Excerpt from a dataset:

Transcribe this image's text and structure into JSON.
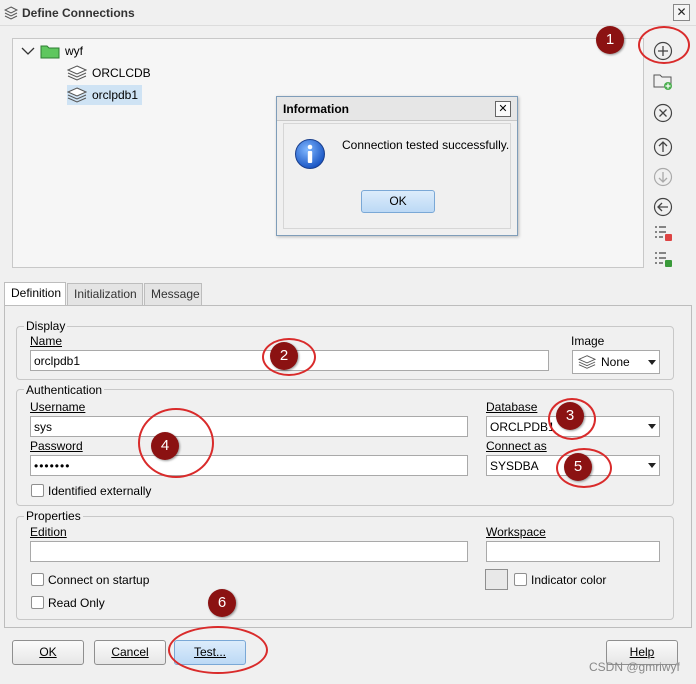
{
  "window": {
    "title": "Define Connections",
    "close_glyph": "✕"
  },
  "tree": {
    "root": {
      "label": "wyf",
      "icon": "folder-icon"
    },
    "items": [
      {
        "label": "ORCLCDB",
        "icon": "database-icon"
      },
      {
        "label": "orclpdb1",
        "icon": "database-icon",
        "selected": true
      }
    ]
  },
  "toolbar": {
    "buttons": [
      "add-icon",
      "new-folder-icon",
      "remove-icon",
      "move-up-icon",
      "move-down-icon",
      "back-icon",
      "export-list-icon",
      "import-list-icon"
    ]
  },
  "dialog": {
    "title": "Information",
    "close_glyph": "✕",
    "message": "Connection tested successfully.",
    "ok_label": "OK"
  },
  "tabs": [
    "Definition",
    "Initialization",
    "Message"
  ],
  "display": {
    "group_label": "Display",
    "name_label": "Name",
    "name_value": "orclpdb1",
    "image_label": "Image",
    "image_value": "None"
  },
  "authentication": {
    "group_label": "Authentication",
    "username_label": "Username",
    "username_value": "sys",
    "password_label": "Password",
    "password_value": "•••••••",
    "database_label": "Database",
    "database_value": "ORCLPDB1",
    "connect_as_label": "Connect as",
    "connect_as_value": "SYSDBA",
    "identified_externally_label": "Identified externally"
  },
  "properties": {
    "group_label": "Properties",
    "edition_label": "Edition",
    "edition_value": "",
    "workspace_label": "Workspace",
    "workspace_value": "",
    "connect_on_startup_label": "Connect on startup",
    "read_only_label": "Read Only",
    "indicator_color_label": "Indicator color"
  },
  "buttons": {
    "ok": "OK",
    "cancel": "Cancel",
    "test": "Test...",
    "help": "Help"
  },
  "annotations": [
    "1",
    "2",
    "3",
    "4",
    "5",
    "6"
  ],
  "watermark": "CSDN @gmriwyf",
  "colors": {
    "annotation": "#8b1212",
    "ring": "#d92b2b",
    "selection": "#cfe3f4",
    "folder": "#4caf50"
  }
}
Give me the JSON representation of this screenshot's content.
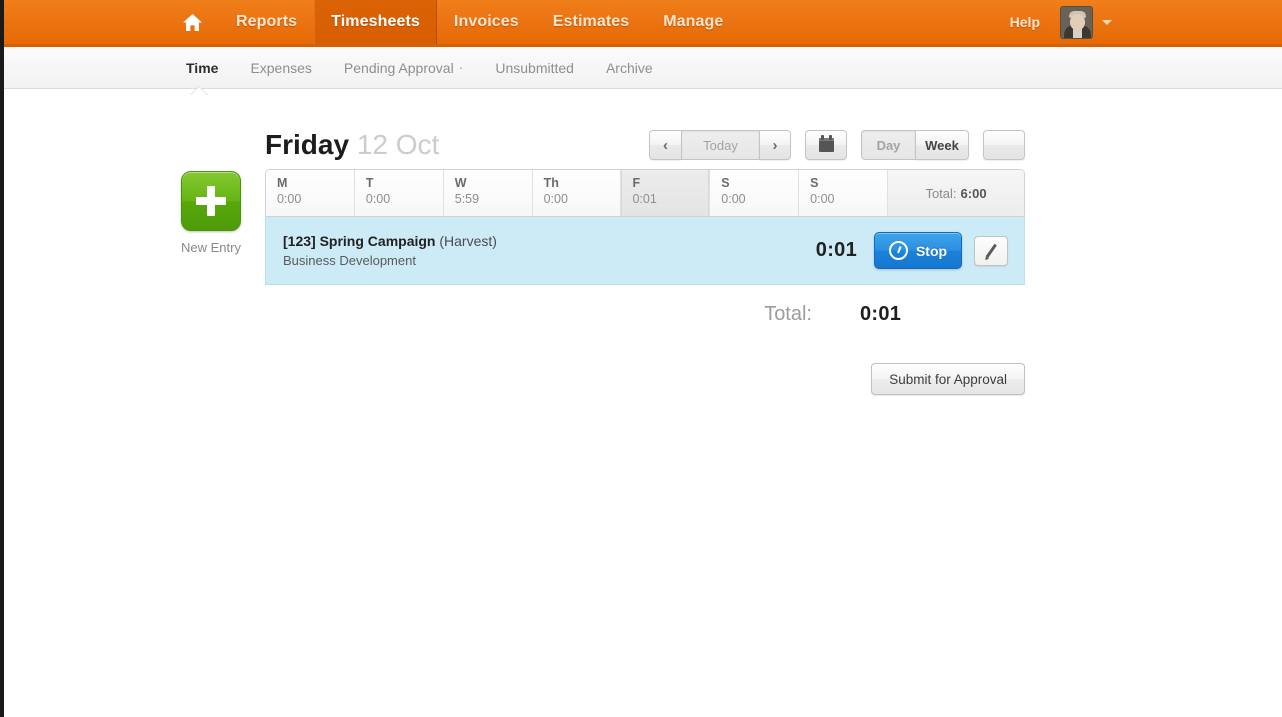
{
  "topnav": {
    "home_icon": "home-icon",
    "items": [
      {
        "label": "Reports",
        "active": false
      },
      {
        "label": "Timesheets",
        "active": true
      },
      {
        "label": "Invoices",
        "active": false
      },
      {
        "label": "Estimates",
        "active": false
      },
      {
        "label": "Manage",
        "active": false
      }
    ],
    "help_label": "Help",
    "avatar_alt": "user-avatar",
    "accent_color": "#e66a05",
    "active_tab_color": "#d85e02"
  },
  "subnav": {
    "items": [
      {
        "label": "Time",
        "active": true,
        "marker": ""
      },
      {
        "label": "Expenses",
        "active": false,
        "marker": ""
      },
      {
        "label": "Pending Approval",
        "active": false,
        "marker": "·"
      },
      {
        "label": "Unsubmitted",
        "active": false,
        "marker": ""
      },
      {
        "label": "Archive",
        "active": false,
        "marker": ""
      }
    ]
  },
  "header": {
    "day_name": "Friday",
    "date_label": "12 Oct",
    "prev_label": "‹",
    "today_label": "Today",
    "next_label": "›",
    "calendar_icon": "calendar-icon",
    "day_label": "Day",
    "week_label": "Week",
    "people_icon": "people-icon"
  },
  "new_entry": {
    "label": "New Entry",
    "icon": "plus-icon",
    "color": "#5fb213"
  },
  "week": {
    "days": [
      {
        "abbr": "M",
        "hours": "0:00",
        "selected": false
      },
      {
        "abbr": "T",
        "hours": "0:00",
        "selected": false
      },
      {
        "abbr": "W",
        "hours": "5:59",
        "selected": false
      },
      {
        "abbr": "Th",
        "hours": "0:00",
        "selected": false
      },
      {
        "abbr": "F",
        "hours": "0:01",
        "selected": true
      },
      {
        "abbr": "S",
        "hours": "0:00",
        "selected": false
      },
      {
        "abbr": "S",
        "hours": "0:00",
        "selected": false
      }
    ],
    "total_label": "Total:",
    "total_value": "6:00"
  },
  "entry": {
    "code": "[123] Spring Campaign",
    "client": "(Harvest)",
    "task": "Business Development",
    "hours": "0:01",
    "stop_label": "Stop",
    "stop_icon": "timer-icon",
    "edit_icon": "pencil-icon",
    "row_color": "#cdeaf7",
    "stop_color": "#1c82d9"
  },
  "totals": {
    "label": "Total:",
    "value": "0:01"
  },
  "submit": {
    "label": "Submit for Approval"
  }
}
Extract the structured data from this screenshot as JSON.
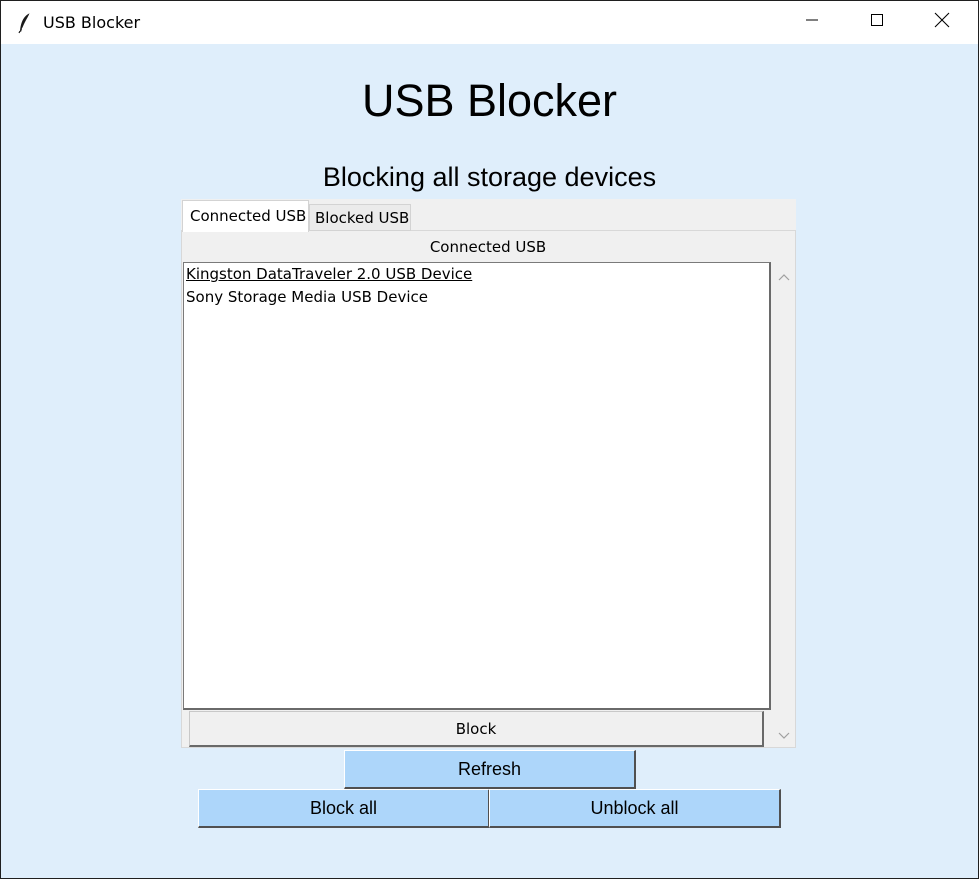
{
  "window": {
    "title": "USB Blocker",
    "controls": [
      "minimize-icon",
      "maximize-icon",
      "close-icon"
    ]
  },
  "app": {
    "heading": "USB Blocker",
    "status": "Blocking all storage devices"
  },
  "tabs": [
    {
      "label": "Connected USB",
      "active": true
    },
    {
      "label": "Blocked USB",
      "active": false
    }
  ],
  "panel": {
    "label": "Connected USB",
    "devices": [
      {
        "name": "Kingston DataTraveler 2.0 USB Device",
        "selected": true
      },
      {
        "name": "Sony Storage Media USB Device",
        "selected": false
      }
    ],
    "action_button": "Block"
  },
  "buttons": {
    "refresh": "Refresh",
    "block_all": "Block all",
    "unblock_all": "Unblock all"
  },
  "colors": {
    "background": "#dfeefb",
    "button_blue": "#add6fa"
  }
}
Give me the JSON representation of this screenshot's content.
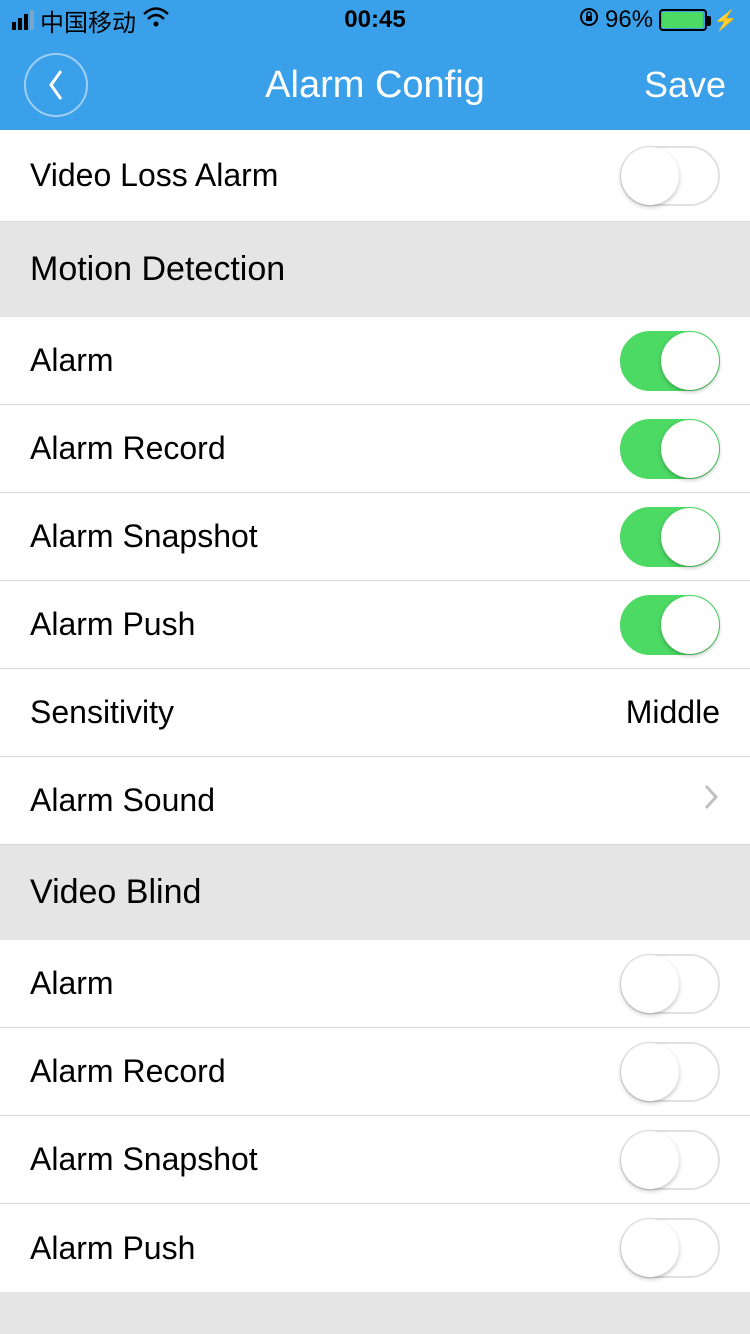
{
  "status": {
    "carrier": "中国移动",
    "time": "00:45",
    "battery_pct": "96%"
  },
  "nav": {
    "title": "Alarm Config",
    "save": "Save"
  },
  "rows": {
    "video_loss": {
      "label": "Video Loss Alarm",
      "on": false
    }
  },
  "motion": {
    "header": "Motion Detection",
    "alarm": {
      "label": "Alarm",
      "on": true
    },
    "record": {
      "label": "Alarm Record",
      "on": true
    },
    "snapshot": {
      "label": "Alarm Snapshot",
      "on": true
    },
    "push": {
      "label": "Alarm Push",
      "on": true
    },
    "sensitivity": {
      "label": "Sensitivity",
      "value": "Middle"
    },
    "sound": {
      "label": "Alarm Sound"
    }
  },
  "blind": {
    "header": "Video Blind",
    "alarm": {
      "label": "Alarm",
      "on": false
    },
    "record": {
      "label": "Alarm Record",
      "on": false
    },
    "snapshot": {
      "label": "Alarm Snapshot",
      "on": false
    },
    "push": {
      "label": "Alarm Push",
      "on": false
    }
  }
}
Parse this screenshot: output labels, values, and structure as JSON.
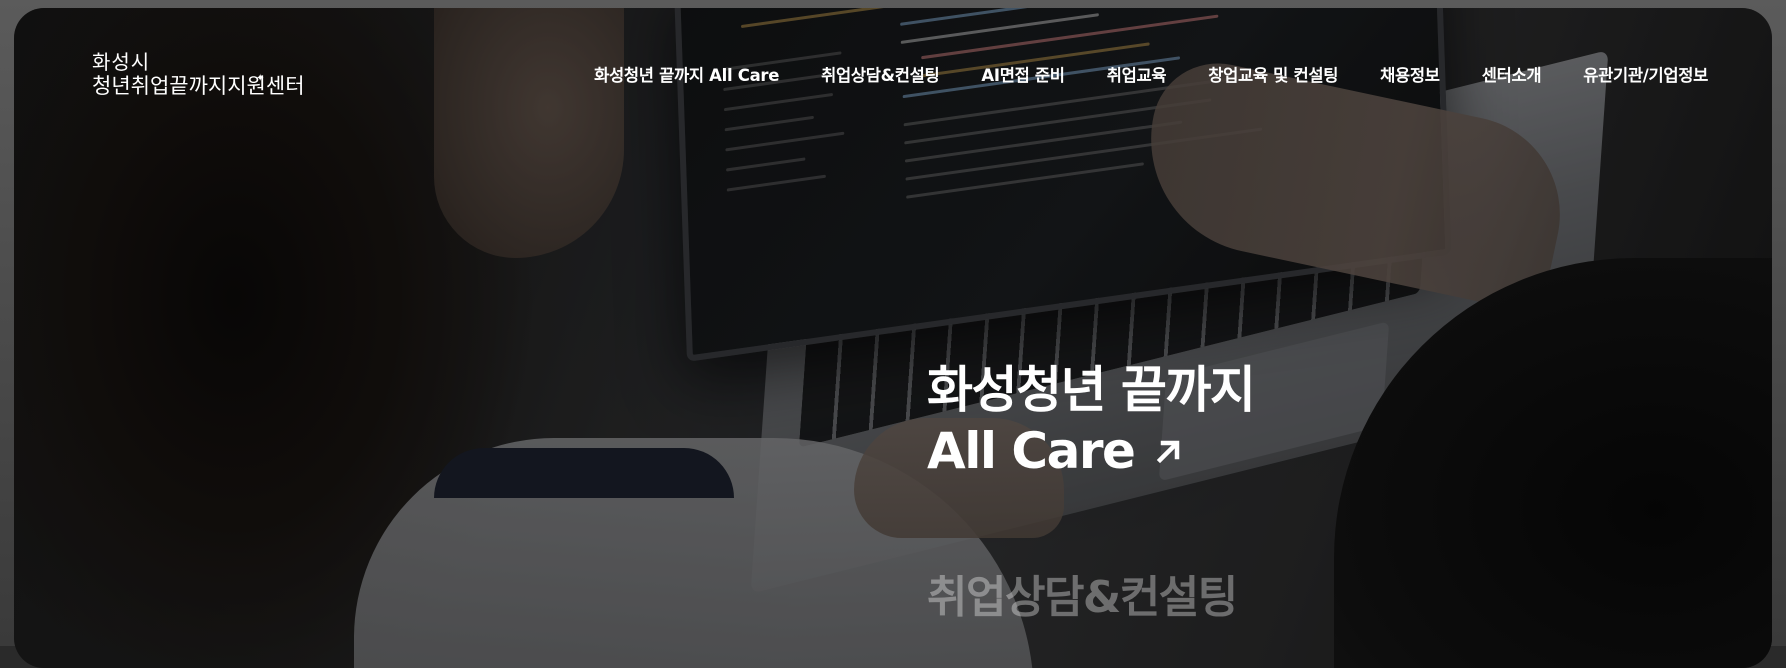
{
  "logo": {
    "line1": "화성시",
    "line2": "청년취업끝까지지원센터",
    "sparkle": "✦"
  },
  "nav": {
    "items": [
      "화성청년 끝까지 All Care",
      "취업상담&컨설팅",
      "AI면접 준비",
      "취업교육",
      "창업교육 및 컨설팅",
      "채용정보",
      "센터소개",
      "유관기관/기업정보"
    ]
  },
  "hero": {
    "title_line1": "화성청년 끝까지",
    "title_line2": "All Care",
    "arrow_icon": "arrow-up-right-icon",
    "next_slide_label": "취업상담&컨설팅"
  },
  "colors": {
    "text": "#ffffff",
    "overlay": "rgba(0,0,0,0.35)",
    "frame": "#1a1a1a"
  }
}
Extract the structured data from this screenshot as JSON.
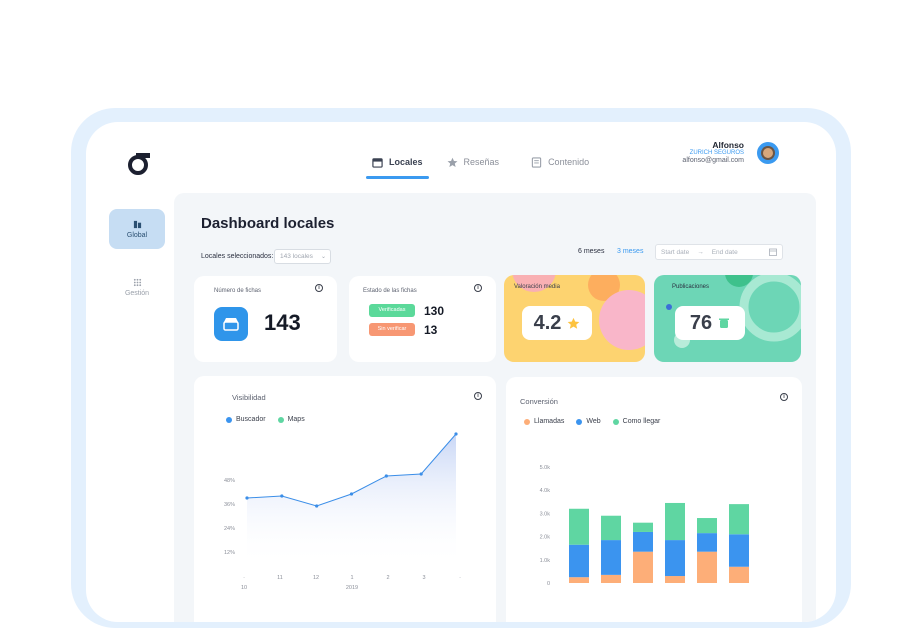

### Instruction
Set every line down exactly as written, leaving each picture out.

### Final result
Transcribe this image's text and structure into JSON.
{
  "window": {
    "title": "Define Connections",
    "close_glyph": "✕"
  },
  "tree": {
    "root": {
      "label": "wyf",
      "icon": "folder-icon"
    },
    "items": [
      {
        "label": "ORCLCDB",
        "icon": "database-icon"
      },
      {
        "label": "orclpdb1",
        "icon": "database-icon",
        "selected": true
      }
    ]
  },
  "toolbar": {
    "buttons": [
      "add-icon",
      "new-folder-icon",
      "remove-icon",
      "move-up-icon",
      "move-down-icon",
      "back-icon",
      "export-list-icon",
      "import-list-icon"
    ]
  },
  "dialog": {
    "title": "Information",
    "close_glyph": "✕",
    "message": "Connection tested successfully.",
    "ok_label": "OK"
  },
  "tabs": [
    "Definition",
    "Initialization",
    "Message"
  ],
  "display": {
    "group_label": "Display",
    "name_label": "Name",
    "name_value": "orclpdb1",
    "image_label": "Image",
    "image_value": "None"
  },
  "authentication": {
    "group_label": "Authentication",
    "username_label": "Username",
    "username_value": "sys",
    "password_label": "Password",
    "password_value": "•••••••",
    "database_label": "Database",
    "database_value": "ORCLPDB1",
    "connect_as_label": "Connect as",
    "connect_as_value": "SYSDBA",
    "identified_externally_label": "Identified externally"
  },
  "properties": {
    "group_label": "Properties",
    "edition_label": "Edition",
    "edition_value": "",
    "workspace_label": "Workspace",
    "workspace_value": "",
    "connect_on_startup_label": "Connect on startup",
    "read_only_label": "Read Only",
    "indicator_color_label": "Indicator color"
  },
  "buttons": {
    "ok": "OK",
    "cancel": "Cancel",
    "test": "Test...",
    "help": "Help"
  },
  "annotations": [
    "1",
    "2",
    "3",
    "4",
    "5",
    "6"
  ],
  "watermark": "CSDN @gmriwyf",
  "colors": {
    "annotation": "#8b1212",
    "ring": "#d92b2b",
    "selection": "#cfe3f4",
    "folder": "#4caf50"
  }
}
Give me the JSON representation of this screenshot's content.
{
  "topnav": {
    "home_icon": "home-icon",
    "items": [
      {
        "label": "Reports",
        "active": false
      },
      {
        "label": "Timesheets",
        "active": true
      },
      {
        "label": "Invoices",
        "active": false
      },
      {
        "label": "Estimates",
        "active": false
      },
      {
        "label": "Manage",
        "active": false
      }
    ],
    "help_label": "Help",
    "avatar_alt": "user-avatar",
    "accent_color": "#e66a05",
    "active_tab_color": "#d85e02"
  },
  "subnav": {
    "items": [
      {
        "label": "Time",
        "active": true,
        "marker": ""
      },
      {
        "label": "Expenses",
        "active": false,
        "marker": ""
      },
      {
        "label": "Pending Approval",
        "active": false,
        "marker": "·"
      },
      {
        "label": "Unsubmitted",
        "active": false,
        "marker": ""
      },
      {
        "label": "Archive",
        "active": false,
        "marker": ""
      }
    ]
  },
  "header": {
    "day_name": "Friday",
    "date_label": "12 Oct",
    "prev_label": "‹",
    "today_label": "Today",
    "next_label": "›",
    "calendar_icon": "calendar-icon",
    "day_label": "Day",
    "week_label": "Week",
    "people_icon": "people-icon"
  },
  "new_entry": {
    "label": "New Entry",
    "icon": "plus-icon",
    "color": "#5fb213"
  },
  "week": {
    "days": [
      {
        "abbr": "M",
        "hours": "0:00",
        "selected": false
      },
      {
        "abbr": "T",
        "hours": "0:00",
        "selected": false
      },
      {
        "abbr": "W",
        "hours": "5:59",
        "selected": false
      },
      {
        "abbr": "Th",
        "hours": "0:00",
        "selected": false
      },
      {
        "abbr": "F",
        "hours": "0:01",
        "selected": true
      },
      {
        "abbr": "S",
        "hours": "0:00",
        "selected": false
      },
      {
        "abbr": "S",
        "hours": "0:00",
        "selected": false
      }
    ],
    "total_label": "Total:",
    "total_value": "6:00"
  },
  "entry": {
    "code": "[123] Spring Campaign",
    "client": "(Harvest)",
    "task": "Business Development",
    "hours": "0:01",
    "stop_label": "Stop",
    "stop_icon": "timer-icon",
    "edit_icon": "pencil-icon",
    "row_color": "#cdeaf7",
    "stop_color": "#1c82d9"
  },
  "totals": {
    "label": "Total:",
    "value": "0:01"
  },
  "submit": {
    "label": "Submit for Approval"
  }
}
Extract the structured data from this screenshot as JSON.
{
  "window": {
    "title": "USB Blocker",
    "controls": [
      "minimize-icon",
      "maximize-icon",
      "close-icon"
    ]
  },
  "app": {
    "heading": "USB Blocker",
    "status": "Blocking all storage devices"
  },
  "tabs": [
    {
      "label": "Connected USB",
      "active": true
    },
    {
      "label": "Blocked USB",
      "active": false
    }
  ],
  "panel": {
    "label": "Connected USB",
    "devices": [
      {
        "name": "Kingston DataTraveler 2.0 USB Device",
        "selected": true
      },
      {
        "name": "Sony Storage Media USB Device",
        "selected": false
      }
    ],
    "action_button": "Block"
  },
  "buttons": {
    "refresh": "Refresh",
    "block_all": "Block all",
    "unblock_all": "Unblock all"
  },
  "colors": {
    "background": "#dfeefb",
    "button_blue": "#add6fa"
  }
}
Give me the JSON representation of this screenshot's content.
{
  "status": {
    "carrier": "中国移动",
    "time": "00:45",
    "battery_pct": "96%"
  },
  "nav": {
    "title": "Alarm Config",
    "save": "Save"
  },
  "rows": {
    "video_loss": {
      "label": "Video Loss Alarm",
      "on": false
    }
  },
  "motion": {
    "header": "Motion Detection",
    "alarm": {
      "label": "Alarm",
      "on": true
    },
    "record": {
      "label": "Alarm Record",
      "on": true
    },
    "snapshot": {
      "label": "Alarm Snapshot",
      "on": true
    },
    "push": {
      "label": "Alarm Push",
      "on": true
    },
    "sensitivity": {
      "label": "Sensitivity",
      "value": "Middle"
    },
    "sound": {
      "label": "Alarm Sound"
    }
  },
  "blind": {
    "header": "Video Blind",
    "alarm": {
      "label": "Alarm",
      "on": false
    },
    "record": {
      "label": "Alarm Record",
      "on": false
    },
    "snapshot": {
      "label": "Alarm Snapshot",
      "on": false
    },
    "push": {
      "label": "Alarm Push",
      "on": false
    }
  }
}
Parse this screenshot: output labels, values, and structure as JSON.
{
  "logo": {
    "line1": "화성시",
    "line2": "청년취업끝까지지원센터",
    "sparkle": "✦"
  },
  "nav": {
    "items": [
      "화성청년 끝까지 All Care",
      "취업상담&컨설팅",
      "AI면접 준비",
      "취업교육",
      "창업교육 및 컨설팅",
      "채용정보",
      "센터소개",
      "유관기관/기업정보"
    ]
  },
  "hero": {
    "title_line1": "화성청년 끝까지",
    "title_line2": "All Care",
    "arrow_icon": "arrow-up-right-icon",
    "next_slide_label": "취업상담&컨설팅"
  },
  "colors": {
    "text": "#ffffff",
    "overlay": "rgba(0,0,0,0.35)",
    "frame": "#1a1a1a"
  }
}
Extract the structured data from this screenshot as JSON.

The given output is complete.